| RECORDS TO PROCESS |
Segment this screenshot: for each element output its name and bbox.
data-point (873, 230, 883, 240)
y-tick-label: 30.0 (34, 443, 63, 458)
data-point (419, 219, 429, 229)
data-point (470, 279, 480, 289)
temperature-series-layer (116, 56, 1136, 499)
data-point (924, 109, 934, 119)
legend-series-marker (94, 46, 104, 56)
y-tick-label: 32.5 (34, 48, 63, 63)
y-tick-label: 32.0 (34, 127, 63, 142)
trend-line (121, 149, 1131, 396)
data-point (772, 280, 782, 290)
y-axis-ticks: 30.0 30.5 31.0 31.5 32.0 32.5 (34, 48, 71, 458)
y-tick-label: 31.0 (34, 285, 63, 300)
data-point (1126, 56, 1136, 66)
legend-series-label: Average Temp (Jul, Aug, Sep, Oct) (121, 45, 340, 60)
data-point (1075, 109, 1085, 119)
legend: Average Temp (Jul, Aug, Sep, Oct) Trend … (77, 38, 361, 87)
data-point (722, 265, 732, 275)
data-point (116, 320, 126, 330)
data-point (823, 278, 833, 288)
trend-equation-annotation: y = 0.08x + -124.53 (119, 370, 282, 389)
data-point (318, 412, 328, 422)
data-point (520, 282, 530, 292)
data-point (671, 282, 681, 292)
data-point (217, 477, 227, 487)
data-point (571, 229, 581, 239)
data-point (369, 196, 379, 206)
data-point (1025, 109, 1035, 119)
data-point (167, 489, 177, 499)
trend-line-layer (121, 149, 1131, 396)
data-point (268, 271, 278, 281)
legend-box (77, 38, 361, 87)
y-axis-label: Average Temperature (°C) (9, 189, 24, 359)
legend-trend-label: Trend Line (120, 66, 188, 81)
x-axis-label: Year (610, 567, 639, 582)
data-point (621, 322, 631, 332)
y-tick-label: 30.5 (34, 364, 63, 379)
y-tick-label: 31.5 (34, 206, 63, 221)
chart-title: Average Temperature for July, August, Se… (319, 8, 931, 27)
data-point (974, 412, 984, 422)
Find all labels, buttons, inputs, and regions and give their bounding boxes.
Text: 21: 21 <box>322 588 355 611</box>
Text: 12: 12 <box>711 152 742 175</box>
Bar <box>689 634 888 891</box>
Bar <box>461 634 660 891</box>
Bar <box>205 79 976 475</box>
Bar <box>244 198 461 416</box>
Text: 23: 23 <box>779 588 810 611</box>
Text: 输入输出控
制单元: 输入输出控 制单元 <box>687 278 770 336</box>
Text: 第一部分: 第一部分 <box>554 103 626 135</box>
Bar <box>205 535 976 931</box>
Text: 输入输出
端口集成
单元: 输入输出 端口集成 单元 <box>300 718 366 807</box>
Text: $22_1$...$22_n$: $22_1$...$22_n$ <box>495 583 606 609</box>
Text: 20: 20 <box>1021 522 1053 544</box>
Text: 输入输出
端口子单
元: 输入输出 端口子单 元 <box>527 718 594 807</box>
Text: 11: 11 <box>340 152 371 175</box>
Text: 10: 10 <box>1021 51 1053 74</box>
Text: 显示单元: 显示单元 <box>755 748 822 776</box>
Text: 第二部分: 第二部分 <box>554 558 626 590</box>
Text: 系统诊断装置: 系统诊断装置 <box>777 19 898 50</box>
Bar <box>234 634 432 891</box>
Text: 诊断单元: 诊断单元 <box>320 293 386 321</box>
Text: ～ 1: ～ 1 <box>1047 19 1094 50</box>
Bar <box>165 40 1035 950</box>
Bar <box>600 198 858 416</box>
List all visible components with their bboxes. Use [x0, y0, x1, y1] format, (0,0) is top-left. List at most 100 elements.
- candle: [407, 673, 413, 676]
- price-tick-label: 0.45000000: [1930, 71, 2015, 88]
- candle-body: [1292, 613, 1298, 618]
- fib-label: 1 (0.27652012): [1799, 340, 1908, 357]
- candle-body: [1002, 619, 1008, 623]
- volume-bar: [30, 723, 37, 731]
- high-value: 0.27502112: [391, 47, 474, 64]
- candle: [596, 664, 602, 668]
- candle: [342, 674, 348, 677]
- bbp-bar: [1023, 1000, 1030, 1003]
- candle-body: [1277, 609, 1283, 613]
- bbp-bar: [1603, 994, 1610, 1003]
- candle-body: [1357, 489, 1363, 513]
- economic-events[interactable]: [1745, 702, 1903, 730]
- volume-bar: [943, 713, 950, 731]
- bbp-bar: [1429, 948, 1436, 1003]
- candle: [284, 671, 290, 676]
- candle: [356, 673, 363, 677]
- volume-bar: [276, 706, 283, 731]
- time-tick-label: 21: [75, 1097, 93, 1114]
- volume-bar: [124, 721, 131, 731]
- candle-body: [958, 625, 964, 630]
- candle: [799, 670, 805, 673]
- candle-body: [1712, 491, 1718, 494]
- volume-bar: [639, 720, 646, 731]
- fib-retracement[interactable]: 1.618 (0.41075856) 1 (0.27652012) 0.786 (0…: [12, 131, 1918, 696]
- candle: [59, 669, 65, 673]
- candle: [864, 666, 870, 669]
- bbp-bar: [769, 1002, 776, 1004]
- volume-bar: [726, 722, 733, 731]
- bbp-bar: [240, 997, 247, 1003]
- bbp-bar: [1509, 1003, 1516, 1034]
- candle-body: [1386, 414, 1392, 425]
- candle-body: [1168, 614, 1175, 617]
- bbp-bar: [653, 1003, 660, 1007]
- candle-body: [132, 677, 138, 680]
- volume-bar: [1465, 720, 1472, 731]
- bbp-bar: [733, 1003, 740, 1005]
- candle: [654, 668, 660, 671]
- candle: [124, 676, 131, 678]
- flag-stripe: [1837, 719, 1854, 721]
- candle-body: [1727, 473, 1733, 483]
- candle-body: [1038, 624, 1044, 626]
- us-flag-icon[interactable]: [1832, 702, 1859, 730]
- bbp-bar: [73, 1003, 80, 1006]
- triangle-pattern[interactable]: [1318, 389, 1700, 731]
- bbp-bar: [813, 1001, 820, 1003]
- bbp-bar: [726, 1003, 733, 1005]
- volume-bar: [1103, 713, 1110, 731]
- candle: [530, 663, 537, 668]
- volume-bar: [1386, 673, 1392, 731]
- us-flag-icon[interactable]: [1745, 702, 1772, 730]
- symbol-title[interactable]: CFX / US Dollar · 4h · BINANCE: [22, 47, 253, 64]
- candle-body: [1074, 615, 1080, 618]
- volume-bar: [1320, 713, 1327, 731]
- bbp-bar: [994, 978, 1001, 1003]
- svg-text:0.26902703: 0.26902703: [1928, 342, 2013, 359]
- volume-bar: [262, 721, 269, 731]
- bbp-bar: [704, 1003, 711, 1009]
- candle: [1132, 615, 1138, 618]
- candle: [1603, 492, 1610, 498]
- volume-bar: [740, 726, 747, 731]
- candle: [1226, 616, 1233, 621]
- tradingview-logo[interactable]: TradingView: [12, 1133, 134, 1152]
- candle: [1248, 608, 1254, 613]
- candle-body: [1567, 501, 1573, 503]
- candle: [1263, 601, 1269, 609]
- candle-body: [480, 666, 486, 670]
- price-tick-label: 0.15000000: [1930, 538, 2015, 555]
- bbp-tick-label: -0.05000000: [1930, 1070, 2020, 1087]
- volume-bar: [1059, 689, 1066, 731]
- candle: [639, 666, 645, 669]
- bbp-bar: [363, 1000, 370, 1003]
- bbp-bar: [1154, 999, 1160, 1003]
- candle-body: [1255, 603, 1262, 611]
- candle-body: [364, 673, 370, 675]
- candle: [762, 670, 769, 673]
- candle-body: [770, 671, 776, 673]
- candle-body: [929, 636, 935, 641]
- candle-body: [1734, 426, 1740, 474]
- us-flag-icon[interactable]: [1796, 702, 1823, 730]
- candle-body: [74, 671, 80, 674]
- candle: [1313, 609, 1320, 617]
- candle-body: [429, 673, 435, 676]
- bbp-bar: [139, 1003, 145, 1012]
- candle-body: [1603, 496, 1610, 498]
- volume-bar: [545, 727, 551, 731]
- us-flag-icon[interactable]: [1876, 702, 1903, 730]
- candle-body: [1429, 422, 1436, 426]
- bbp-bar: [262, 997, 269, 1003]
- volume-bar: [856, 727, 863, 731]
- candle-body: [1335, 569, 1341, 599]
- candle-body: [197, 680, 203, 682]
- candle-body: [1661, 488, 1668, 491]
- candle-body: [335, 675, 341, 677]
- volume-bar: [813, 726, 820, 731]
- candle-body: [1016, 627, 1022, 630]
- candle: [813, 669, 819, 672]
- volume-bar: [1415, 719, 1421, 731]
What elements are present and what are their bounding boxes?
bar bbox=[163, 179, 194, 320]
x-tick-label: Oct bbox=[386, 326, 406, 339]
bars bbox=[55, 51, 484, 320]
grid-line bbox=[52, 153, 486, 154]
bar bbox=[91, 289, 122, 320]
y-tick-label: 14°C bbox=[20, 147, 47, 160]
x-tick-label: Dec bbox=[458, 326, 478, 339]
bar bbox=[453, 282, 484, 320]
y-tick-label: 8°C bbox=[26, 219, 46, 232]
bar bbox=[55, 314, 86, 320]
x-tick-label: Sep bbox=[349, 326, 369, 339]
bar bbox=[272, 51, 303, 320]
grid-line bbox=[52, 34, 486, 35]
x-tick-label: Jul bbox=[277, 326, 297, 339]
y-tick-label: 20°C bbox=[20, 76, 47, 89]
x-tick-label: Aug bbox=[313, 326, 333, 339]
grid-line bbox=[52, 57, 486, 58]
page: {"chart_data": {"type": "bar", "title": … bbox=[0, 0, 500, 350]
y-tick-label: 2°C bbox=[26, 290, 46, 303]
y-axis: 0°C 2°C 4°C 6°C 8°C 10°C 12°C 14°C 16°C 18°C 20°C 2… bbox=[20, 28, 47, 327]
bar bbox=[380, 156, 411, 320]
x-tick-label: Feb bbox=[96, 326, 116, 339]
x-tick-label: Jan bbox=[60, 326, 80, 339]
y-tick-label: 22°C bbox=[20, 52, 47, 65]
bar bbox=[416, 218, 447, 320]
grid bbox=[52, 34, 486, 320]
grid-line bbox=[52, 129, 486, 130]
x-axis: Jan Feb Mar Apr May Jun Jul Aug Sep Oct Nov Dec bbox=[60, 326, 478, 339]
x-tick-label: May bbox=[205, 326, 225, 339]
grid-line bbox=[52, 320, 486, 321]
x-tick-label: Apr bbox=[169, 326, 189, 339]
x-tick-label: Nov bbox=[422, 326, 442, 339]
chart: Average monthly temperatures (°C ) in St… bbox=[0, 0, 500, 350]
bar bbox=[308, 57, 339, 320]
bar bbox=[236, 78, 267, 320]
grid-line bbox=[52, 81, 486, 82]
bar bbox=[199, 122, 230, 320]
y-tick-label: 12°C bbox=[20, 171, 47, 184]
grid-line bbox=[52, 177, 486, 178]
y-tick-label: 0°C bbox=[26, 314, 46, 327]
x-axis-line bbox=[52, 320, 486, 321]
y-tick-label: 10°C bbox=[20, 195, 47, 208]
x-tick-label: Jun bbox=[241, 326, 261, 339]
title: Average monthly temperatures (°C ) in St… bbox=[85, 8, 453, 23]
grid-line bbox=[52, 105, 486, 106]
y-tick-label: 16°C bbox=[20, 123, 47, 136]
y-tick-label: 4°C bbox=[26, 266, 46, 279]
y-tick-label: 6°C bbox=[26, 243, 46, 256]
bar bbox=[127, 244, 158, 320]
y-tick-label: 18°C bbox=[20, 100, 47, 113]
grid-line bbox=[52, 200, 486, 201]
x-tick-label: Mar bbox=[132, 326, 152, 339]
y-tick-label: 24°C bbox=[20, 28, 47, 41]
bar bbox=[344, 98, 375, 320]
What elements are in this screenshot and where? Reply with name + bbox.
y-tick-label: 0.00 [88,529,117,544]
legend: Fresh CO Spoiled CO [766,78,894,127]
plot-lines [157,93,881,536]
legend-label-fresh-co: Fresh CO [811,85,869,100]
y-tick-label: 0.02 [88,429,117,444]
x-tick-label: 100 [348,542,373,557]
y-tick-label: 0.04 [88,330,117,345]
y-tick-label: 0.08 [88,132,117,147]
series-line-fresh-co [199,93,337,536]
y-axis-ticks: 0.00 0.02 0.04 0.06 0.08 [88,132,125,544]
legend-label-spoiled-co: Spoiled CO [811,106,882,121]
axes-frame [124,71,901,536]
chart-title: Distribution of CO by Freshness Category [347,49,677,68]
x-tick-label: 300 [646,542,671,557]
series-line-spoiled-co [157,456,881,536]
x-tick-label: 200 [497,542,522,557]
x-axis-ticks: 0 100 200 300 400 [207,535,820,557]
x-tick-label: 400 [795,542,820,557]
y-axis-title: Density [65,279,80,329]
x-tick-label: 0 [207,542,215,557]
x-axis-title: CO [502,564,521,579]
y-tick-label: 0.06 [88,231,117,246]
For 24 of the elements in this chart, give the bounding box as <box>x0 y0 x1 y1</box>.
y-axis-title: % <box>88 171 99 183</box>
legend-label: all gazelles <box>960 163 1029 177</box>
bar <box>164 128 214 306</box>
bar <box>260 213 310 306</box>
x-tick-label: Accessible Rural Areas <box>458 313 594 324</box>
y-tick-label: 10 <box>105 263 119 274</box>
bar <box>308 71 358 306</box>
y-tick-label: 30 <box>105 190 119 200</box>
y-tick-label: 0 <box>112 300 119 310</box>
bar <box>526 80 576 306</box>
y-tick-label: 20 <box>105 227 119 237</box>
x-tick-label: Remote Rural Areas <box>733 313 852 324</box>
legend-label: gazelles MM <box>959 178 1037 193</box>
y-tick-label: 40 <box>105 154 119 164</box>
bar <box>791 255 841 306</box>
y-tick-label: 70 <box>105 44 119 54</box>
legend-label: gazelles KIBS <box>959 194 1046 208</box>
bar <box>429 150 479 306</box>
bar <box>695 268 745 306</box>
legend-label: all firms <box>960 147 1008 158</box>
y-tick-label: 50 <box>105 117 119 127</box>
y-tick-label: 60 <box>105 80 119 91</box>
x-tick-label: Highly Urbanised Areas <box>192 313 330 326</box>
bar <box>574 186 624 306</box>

| TASK INSTRUCTIONS |
Rewrite the lines from the start of the material through the line containing "data-point (1075, 109, 1085, 119)", inclusive, changing "y-tick-label" to "y-axis-tick-label" everywhere and leaving everything else unchanged. Return only those lines.

| WRITTEN ANSWER |
Segment this screenshot: for each element output its name and bbox.
data-point (873, 230, 883, 240)
y-axis-tick-label: 30.0 (34, 443, 63, 458)
data-point (419, 219, 429, 229)
data-point (470, 279, 480, 289)
temperature-series-layer (116, 56, 1136, 499)
data-point (924, 109, 934, 119)
legend-series-marker (94, 46, 104, 56)
y-axis-tick-label: 32.5 (34, 48, 63, 63)
y-axis-tick-label: 32.0 (34, 127, 63, 142)
trend-line (121, 149, 1131, 396)
data-point (772, 280, 782, 290)
y-axis-ticks: 30.0 30.5 31.0 31.5 32.0 32.5 (34, 48, 71, 458)
y-axis-tick-label: 31.0 (34, 285, 63, 300)
data-point (1126, 56, 1136, 66)
legend-series-label: Average Temp (Jul, Aug, Sep, Oct) (121, 45, 340, 60)
data-point (1075, 109, 1085, 119)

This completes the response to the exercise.